#### [DESCRIPTION OF THE TASK]
Return the lines beginning at the one that contains "Read out every word on this page." and continuing to the end of the entries, including both ends, exactly as written and nothing else.

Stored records
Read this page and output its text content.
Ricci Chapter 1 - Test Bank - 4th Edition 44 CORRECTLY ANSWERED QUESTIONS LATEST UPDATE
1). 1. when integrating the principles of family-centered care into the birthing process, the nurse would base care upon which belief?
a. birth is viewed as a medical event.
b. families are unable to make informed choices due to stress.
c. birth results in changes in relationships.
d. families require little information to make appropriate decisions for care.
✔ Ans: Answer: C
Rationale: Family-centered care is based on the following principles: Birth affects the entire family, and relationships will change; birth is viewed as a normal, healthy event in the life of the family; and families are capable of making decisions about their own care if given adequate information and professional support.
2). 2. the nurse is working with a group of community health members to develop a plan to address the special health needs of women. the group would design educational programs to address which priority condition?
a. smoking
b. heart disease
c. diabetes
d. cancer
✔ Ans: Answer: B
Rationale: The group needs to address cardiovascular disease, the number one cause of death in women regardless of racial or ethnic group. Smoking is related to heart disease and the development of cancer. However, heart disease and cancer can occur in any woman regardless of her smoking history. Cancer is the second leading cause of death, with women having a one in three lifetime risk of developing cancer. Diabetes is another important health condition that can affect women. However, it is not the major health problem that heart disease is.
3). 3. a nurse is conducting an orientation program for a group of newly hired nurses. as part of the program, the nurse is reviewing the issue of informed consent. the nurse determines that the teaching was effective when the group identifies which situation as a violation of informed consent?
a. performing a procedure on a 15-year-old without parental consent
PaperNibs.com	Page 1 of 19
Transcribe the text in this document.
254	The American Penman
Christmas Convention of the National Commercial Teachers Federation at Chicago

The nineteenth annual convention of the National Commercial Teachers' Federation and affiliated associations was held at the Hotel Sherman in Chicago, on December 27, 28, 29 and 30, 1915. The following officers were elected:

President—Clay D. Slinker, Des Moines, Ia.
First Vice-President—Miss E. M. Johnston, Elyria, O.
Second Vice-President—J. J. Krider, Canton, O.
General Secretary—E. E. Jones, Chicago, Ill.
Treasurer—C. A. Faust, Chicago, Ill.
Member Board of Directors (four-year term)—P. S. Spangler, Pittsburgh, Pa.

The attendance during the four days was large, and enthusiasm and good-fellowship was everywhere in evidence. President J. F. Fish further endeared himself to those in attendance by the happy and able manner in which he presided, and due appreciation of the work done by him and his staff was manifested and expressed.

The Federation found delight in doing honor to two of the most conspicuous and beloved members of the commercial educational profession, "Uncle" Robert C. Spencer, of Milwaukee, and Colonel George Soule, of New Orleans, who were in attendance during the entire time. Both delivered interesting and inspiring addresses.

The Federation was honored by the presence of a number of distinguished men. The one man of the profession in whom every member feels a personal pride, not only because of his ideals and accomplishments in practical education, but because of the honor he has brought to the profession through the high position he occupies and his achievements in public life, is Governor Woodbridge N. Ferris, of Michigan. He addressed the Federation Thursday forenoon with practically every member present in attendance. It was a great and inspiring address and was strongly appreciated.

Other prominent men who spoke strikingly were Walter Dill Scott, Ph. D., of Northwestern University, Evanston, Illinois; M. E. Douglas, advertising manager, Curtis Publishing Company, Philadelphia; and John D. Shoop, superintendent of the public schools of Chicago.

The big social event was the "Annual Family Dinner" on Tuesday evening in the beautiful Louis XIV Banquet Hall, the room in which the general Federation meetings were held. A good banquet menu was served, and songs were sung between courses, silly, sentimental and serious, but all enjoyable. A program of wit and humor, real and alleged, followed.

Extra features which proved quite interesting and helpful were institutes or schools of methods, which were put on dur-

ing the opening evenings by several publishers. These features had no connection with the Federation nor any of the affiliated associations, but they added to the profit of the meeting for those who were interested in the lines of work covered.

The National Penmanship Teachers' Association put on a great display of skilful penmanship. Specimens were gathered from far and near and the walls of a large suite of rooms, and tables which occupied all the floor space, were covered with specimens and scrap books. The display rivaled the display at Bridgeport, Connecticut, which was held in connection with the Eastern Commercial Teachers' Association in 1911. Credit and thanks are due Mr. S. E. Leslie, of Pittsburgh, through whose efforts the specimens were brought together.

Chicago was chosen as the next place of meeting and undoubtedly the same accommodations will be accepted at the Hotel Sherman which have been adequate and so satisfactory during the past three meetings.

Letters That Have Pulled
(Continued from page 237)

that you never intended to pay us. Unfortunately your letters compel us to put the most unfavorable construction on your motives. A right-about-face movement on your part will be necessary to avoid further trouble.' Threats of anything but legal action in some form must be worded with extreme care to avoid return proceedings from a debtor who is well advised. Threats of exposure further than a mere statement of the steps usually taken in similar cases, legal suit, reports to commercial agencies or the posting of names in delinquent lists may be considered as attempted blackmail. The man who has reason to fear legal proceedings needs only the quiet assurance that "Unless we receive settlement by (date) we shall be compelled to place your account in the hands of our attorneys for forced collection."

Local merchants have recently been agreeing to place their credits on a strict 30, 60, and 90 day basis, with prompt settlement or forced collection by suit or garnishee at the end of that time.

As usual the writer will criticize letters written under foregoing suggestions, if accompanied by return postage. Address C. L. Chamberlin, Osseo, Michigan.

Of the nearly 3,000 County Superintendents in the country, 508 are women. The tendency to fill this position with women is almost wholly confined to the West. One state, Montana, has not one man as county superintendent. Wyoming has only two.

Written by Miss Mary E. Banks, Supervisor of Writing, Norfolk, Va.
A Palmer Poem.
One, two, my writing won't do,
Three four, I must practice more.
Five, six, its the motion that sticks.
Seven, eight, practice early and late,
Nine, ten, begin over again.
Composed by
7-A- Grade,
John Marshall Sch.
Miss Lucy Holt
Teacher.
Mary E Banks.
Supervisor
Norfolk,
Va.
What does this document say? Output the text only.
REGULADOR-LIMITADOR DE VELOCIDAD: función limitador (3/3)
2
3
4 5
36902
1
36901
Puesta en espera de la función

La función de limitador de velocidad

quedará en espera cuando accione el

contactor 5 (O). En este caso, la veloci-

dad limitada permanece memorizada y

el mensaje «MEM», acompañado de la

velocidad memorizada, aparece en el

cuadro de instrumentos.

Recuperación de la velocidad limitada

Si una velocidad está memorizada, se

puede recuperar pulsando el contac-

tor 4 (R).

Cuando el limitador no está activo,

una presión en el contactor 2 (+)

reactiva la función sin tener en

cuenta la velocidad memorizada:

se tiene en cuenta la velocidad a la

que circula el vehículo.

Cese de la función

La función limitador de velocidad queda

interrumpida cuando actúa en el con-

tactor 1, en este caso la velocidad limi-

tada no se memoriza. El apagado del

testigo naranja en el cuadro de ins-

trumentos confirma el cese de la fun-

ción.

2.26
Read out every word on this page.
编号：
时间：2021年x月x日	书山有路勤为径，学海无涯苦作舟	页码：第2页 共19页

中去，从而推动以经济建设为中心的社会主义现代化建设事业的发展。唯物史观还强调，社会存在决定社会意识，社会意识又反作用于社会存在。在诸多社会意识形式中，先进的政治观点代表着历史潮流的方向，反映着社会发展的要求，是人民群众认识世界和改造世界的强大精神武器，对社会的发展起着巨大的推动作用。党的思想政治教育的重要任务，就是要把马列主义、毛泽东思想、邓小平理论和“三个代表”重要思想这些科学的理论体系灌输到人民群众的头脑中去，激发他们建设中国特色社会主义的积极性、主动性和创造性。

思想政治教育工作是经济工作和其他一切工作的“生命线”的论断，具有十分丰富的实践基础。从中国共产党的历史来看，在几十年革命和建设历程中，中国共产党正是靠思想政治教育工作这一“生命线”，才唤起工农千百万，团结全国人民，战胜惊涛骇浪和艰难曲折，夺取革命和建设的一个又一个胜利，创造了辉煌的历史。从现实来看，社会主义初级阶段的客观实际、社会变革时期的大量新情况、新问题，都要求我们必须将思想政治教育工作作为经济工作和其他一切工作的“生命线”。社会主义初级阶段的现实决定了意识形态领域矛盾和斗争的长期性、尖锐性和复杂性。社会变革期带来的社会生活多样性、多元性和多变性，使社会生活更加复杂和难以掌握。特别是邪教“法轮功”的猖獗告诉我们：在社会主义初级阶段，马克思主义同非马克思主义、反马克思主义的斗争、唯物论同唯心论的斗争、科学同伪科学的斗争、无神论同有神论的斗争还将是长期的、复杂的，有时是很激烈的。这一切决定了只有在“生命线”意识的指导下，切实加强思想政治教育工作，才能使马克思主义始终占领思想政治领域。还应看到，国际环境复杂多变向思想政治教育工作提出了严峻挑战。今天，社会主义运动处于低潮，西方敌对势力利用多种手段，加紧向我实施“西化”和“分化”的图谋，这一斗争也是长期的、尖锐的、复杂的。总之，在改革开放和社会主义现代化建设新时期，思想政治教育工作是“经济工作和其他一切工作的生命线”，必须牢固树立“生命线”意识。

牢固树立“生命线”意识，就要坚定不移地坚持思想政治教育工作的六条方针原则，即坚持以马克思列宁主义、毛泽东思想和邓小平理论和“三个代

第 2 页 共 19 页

#### [EXERCISE RESULT]
Read out every word on this page.
编号：
时间：2021年x月x日	书山有路勤为径，学海无涯苦作舟	页码：第2页 共19页

中去，从而推动以经济建设为中心的社会主义现代化建设事业的发展。唯物史观还强调，社会存在决定社会意识，社会意识又反作用于社会存在。在诸多社会意识形式中，先进的政治观点代表着历史潮流的方向，反映着社会发展的要求，是人民群众认识世界和改造世界的强大精神武器，对社会的发展起着巨大的推动作用。党的思想政治教育的重要任务，就是要把马列主义、毛泽东思想、邓小平理论和“三个代表”重要思想这些科学的理论体系灌输到人民群众的头脑中去，激发他们建设中国特色社会主义的积极性、主动性和创造性。

思想政治教育工作是经济工作和其他一切工作的“生命线”的论断，具有十分丰富的实践基础。从中国共产党的历史来看，在几十年革命和建设历程中，中国共产党正是靠思想政治教育工作这一“生命线”，才唤起工农千百万，团结全国人民，战胜惊涛骇浪和艰难曲折，夺取革命和建设的一个又一个胜利，创造了辉煌的历史。从现实来看，社会主义初级阶段的客观实际、社会变革时期的大量新情况、新问题，都要求我们必须将思想政治教育工作作为经济工作和其他一切工作的“生命线”。社会主义初级阶段的现实决定了意识形态领域矛盾和斗争的长期性、尖锐性和复杂性。社会变革期带来的社会生活多样性、多元性和多变性，使社会生活更加复杂和难以掌握。特别是邪教“法轮功”的猖獗告诉我们：在社会主义初级阶段，马克思主义同非马克思主义、反马克思主义的斗争、唯物论同唯心论的斗争、科学同伪科学的斗争、无神论同有神论的斗争还将是长期的、复杂的，有时是很激烈的。这一切决定了只有在“生命线”意识的指导下，切实加强思想政治教育工作，才能使马克思主义始终占领思想政治领域。还应看到，国际环境复杂多变向思想政治教育工作提出了严峻挑战。今天，社会主义运动处于低潮，西方敌对势力利用多种手段，加紧向我实施“西化”和“分化”的图谋，这一斗争也是长期的、尖锐的、复杂的。总之，在改革开放和社会主义现代化建设新时期，思想政治教育工作是“经济工作和其他一切工作的生命线”，必须牢固树立“生命线”意识。

牢固树立“生命线”意识，就要坚定不移地坚持思想政治教育工作的六条方针原则，即坚持以马克思列宁主义、毛泽东思想和邓小平理论和“三个代

第 2 页 共 19 页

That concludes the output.